-------- SOURCE RECORDS
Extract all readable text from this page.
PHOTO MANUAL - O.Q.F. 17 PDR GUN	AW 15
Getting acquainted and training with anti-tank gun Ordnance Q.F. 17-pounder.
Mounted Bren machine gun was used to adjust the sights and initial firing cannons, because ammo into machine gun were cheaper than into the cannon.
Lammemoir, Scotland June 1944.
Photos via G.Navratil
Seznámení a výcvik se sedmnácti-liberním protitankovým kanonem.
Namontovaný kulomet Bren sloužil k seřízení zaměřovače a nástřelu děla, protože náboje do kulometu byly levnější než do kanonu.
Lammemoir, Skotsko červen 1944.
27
----------------
EXERCISE:
Find every line in the records above that holds the word "Lammemoir", and copy each one.

FULL ANSWER:
Lammemoir, Scotland June 1944.
Lammemoir, Skotsko červen 1944.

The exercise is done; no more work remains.